§ **Task prompt**: Go through the listing and set it down exactly, leaving out its pictures.
+++ Dataset extract +++
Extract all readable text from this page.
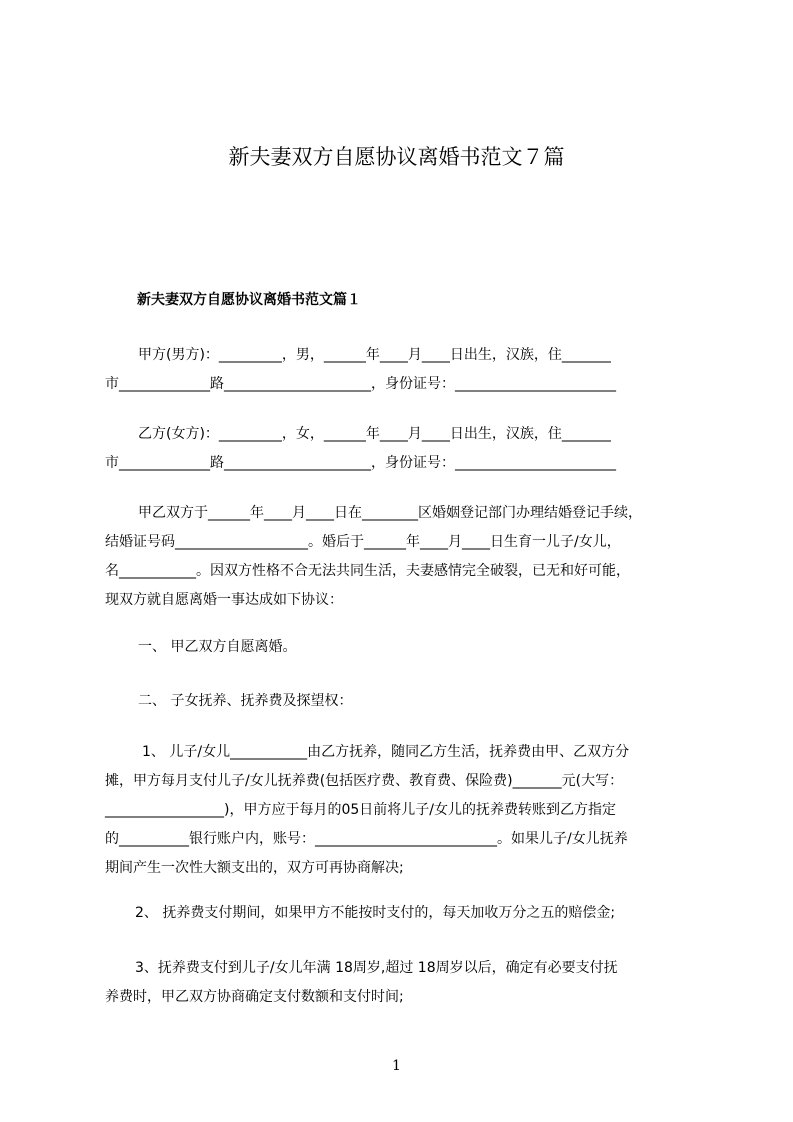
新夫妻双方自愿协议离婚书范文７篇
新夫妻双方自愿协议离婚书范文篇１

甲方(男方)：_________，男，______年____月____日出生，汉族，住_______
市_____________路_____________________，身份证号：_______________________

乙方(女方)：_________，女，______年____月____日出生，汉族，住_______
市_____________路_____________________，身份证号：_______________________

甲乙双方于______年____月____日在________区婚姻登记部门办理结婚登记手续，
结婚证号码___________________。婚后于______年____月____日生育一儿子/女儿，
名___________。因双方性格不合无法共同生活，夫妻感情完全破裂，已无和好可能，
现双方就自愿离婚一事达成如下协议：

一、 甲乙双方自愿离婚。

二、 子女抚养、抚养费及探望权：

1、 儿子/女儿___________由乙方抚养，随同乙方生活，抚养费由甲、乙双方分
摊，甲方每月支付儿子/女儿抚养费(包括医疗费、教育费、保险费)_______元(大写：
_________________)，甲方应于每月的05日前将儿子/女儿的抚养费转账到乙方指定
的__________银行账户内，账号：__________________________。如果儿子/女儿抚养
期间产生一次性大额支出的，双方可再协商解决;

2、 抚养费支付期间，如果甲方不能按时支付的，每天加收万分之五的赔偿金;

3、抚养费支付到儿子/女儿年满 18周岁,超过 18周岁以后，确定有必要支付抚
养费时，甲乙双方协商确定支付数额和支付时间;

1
+++
§ **Answer to this exercise**:
Extract all readable text from this page.
新夫妻双方自愿协议离婚书范文７篇
新夫妻双方自愿协议离婚书范文篇１

甲方(男方)：_________，男，______年____月____日出生，汉族，住_______
市_____________路_____________________，身份证号：_______________________

乙方(女方)：_________，女，______年____月____日出生，汉族，住_______
市_____________路_____________________，身份证号：_______________________

甲乙双方于______年____月____日在________区婚姻登记部门办理结婚登记手续，
结婚证号码___________________。婚后于______年____月____日生育一儿子/女儿，
名___________。因双方性格不合无法共同生活，夫妻感情完全破裂，已无和好可能，
现双方就自愿离婚一事达成如下协议：

一、 甲乙双方自愿离婚。

二、 子女抚养、抚养费及探望权：

1、 儿子/女儿___________由乙方抚养，随同乙方生活，抚养费由甲、乙双方分
摊，甲方每月支付儿子/女儿抚养费(包括医疗费、教育费、保险费)_______元(大写：
_________________)，甲方应于每月的05日前将儿子/女儿的抚养费转账到乙方指定
的__________银行账户内，账号：__________________________。如果儿子/女儿抚养
期间产生一次性大额支出的，双方可再协商解决;

2、 抚养费支付期间，如果甲方不能按时支付的，每天加收万分之五的赔偿金;

3、抚养费支付到儿子/女儿年满 18周岁,超过 18周岁以后，确定有必要支付抚
养费时，甲乙双方协商确定支付数额和支付时间;

1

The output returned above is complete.